* Prompt
In the text on artificial intelligence use by African governments, what purposes does negative AI serve?

* Source text
......
Artificial Intelligence use by African Governments
So far developments in AI have been predominately driven by private sector technology actors, but growing interest by African governments has seen the start of conversations around “AI strategies'' for growth and governance across the continent. AI’s application to a defined problem is not typically applied in a neutral way. Navigating the complexities of AI application calls for a typology of positive AI and negative AI in the governance context. Positive AI is the use of such systems for broad social benefit. Conversely, negative AI is used for social division, suppression, or even violence.
Positive Impacts in the Health Sector
Positive AI applications in Africa have garnered most of the media coverage. Start-ups in Ghana and Nigeria are addressing doctor shortages and the lack of medical access for rural Africans. They have begun to use AI to empower doctors and leverage growing mobile phone ownership as a vehicle for collecting data, improving administrative efficiency, and to expand treatment coverage. In both Kenya and Nigeria, AI focused start-ups have begun working on agricultural planning, reducing financial transaction costs, and improving public transportation access and efficiency. Education has also been a focus of start-ups like M-Shule and Tuteria, which provide accessible and extensive training and learning platforms to help teachers in the classroom. Governments in AI rich countries like Ghana, Nigeria, Kenya, and South Africa have taken a supportive but cautious approach. Monetary support for AI research and development alongside the promotion of STEM education have taken priority over AI’s integration within government agencies.
......
* Records provided
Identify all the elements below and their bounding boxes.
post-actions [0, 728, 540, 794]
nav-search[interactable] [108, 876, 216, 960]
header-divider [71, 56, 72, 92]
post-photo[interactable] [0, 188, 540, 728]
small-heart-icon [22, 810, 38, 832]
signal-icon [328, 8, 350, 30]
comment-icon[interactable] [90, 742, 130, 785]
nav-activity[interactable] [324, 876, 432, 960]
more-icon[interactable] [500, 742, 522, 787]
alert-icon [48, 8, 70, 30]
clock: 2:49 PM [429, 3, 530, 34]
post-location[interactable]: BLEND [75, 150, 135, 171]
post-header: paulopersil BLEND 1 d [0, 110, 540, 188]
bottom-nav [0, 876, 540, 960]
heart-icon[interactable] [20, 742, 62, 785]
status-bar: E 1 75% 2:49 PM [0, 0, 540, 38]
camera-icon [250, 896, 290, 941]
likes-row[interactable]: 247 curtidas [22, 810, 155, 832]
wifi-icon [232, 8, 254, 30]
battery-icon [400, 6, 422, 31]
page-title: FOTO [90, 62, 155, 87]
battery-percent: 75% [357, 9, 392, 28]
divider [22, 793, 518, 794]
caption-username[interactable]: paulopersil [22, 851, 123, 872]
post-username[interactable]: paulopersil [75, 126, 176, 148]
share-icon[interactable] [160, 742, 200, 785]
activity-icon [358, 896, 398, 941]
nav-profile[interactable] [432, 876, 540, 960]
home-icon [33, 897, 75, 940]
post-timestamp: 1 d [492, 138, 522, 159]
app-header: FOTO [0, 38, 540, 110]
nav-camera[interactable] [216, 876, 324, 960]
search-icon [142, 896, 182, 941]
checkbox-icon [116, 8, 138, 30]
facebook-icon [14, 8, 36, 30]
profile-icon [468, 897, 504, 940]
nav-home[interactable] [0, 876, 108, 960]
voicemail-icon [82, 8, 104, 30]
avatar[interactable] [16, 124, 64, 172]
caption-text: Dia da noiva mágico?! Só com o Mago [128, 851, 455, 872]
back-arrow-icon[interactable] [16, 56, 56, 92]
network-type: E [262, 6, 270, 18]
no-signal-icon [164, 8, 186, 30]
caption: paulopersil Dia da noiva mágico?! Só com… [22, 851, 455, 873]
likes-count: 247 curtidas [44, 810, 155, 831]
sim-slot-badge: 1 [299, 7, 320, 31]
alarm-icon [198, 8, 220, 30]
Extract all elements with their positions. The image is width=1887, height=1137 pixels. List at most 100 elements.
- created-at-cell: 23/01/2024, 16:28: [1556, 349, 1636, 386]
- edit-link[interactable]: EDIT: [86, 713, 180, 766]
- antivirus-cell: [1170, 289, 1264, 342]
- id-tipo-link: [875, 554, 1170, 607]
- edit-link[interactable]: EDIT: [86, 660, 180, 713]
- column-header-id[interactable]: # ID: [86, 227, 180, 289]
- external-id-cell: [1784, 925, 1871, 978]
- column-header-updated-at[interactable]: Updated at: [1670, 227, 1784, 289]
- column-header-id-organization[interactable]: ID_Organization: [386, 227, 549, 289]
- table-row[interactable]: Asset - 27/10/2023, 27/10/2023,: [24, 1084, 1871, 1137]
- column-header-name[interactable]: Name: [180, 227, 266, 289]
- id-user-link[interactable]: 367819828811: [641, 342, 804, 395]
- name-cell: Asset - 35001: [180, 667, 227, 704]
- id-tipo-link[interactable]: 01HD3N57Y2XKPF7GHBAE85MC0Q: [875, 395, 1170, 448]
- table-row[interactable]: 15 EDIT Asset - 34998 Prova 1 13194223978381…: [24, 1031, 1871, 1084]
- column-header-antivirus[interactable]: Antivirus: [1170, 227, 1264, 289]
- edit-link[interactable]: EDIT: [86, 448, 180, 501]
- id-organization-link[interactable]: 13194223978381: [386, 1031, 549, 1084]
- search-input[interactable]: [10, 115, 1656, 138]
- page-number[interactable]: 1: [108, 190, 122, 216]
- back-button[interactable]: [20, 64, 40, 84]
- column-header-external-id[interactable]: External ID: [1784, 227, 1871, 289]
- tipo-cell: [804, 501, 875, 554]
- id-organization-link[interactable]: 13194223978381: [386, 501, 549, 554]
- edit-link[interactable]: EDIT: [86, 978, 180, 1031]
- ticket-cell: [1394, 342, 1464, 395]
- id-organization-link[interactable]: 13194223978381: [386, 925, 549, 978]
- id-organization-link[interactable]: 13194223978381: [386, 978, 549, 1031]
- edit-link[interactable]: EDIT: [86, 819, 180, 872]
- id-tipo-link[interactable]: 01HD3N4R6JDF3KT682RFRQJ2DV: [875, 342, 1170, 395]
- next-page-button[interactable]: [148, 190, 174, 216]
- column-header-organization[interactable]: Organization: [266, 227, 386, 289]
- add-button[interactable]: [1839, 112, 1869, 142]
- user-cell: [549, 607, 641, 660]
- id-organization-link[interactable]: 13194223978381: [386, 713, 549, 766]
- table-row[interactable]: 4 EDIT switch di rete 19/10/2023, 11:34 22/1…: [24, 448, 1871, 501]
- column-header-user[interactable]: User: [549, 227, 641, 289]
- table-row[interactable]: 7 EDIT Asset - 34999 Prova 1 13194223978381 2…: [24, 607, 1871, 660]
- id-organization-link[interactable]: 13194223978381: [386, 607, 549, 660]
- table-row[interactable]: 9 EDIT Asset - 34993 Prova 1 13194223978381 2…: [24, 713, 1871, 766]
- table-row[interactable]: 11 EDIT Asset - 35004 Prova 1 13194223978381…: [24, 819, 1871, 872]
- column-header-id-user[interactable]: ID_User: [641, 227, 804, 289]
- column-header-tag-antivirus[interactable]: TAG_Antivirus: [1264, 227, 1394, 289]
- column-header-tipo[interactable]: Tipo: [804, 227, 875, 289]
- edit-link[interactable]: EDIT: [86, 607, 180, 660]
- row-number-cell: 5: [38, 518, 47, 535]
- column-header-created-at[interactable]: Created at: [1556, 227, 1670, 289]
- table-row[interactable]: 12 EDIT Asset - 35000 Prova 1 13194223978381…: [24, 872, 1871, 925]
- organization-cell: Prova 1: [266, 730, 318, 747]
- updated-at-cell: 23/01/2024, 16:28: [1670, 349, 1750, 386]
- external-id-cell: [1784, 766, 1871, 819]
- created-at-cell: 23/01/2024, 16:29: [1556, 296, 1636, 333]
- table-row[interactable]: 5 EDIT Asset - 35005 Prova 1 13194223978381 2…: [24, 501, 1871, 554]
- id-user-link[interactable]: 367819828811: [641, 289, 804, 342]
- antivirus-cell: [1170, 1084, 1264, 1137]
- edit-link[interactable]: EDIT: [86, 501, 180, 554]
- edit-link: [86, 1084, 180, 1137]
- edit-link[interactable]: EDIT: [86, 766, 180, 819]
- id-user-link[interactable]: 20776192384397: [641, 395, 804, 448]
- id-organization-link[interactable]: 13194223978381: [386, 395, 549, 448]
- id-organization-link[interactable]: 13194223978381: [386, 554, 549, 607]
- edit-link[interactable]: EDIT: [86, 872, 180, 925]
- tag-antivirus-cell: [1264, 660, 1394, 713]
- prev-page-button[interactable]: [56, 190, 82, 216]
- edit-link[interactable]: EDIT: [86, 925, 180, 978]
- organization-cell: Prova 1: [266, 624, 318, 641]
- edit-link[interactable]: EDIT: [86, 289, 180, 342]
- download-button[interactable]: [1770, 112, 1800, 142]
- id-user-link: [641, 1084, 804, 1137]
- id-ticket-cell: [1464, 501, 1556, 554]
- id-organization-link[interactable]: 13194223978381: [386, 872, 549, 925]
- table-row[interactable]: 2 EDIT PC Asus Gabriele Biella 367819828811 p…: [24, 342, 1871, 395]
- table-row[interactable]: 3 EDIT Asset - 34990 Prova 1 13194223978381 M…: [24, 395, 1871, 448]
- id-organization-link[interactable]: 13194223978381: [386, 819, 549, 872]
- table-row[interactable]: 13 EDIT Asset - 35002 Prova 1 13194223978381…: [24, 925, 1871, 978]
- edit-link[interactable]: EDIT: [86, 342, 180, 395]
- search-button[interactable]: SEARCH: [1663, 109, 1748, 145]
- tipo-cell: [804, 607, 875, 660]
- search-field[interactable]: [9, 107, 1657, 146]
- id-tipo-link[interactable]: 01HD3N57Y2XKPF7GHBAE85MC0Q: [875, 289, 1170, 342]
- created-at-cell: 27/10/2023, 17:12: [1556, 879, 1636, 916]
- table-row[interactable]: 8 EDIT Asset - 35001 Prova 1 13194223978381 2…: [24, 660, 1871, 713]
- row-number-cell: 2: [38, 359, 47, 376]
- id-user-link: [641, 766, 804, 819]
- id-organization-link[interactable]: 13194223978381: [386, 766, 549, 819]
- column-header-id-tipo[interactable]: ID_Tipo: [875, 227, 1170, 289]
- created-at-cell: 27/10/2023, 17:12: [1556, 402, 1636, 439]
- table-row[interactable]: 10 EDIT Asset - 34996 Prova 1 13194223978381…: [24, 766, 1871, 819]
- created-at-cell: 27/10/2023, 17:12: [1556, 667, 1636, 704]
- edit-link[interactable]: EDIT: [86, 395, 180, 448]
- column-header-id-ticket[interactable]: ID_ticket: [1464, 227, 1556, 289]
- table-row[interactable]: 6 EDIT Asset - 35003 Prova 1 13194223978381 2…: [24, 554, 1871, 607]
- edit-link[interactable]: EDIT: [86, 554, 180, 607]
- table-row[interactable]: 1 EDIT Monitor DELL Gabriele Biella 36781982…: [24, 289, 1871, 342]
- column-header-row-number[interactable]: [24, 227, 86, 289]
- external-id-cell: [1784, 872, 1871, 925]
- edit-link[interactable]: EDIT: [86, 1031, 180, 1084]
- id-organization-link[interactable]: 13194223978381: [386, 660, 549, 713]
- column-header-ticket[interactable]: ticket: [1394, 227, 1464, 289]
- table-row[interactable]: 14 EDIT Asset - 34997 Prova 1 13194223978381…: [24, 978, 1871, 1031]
......
* Output
Negative AI is used for social division, suppression, or even violence.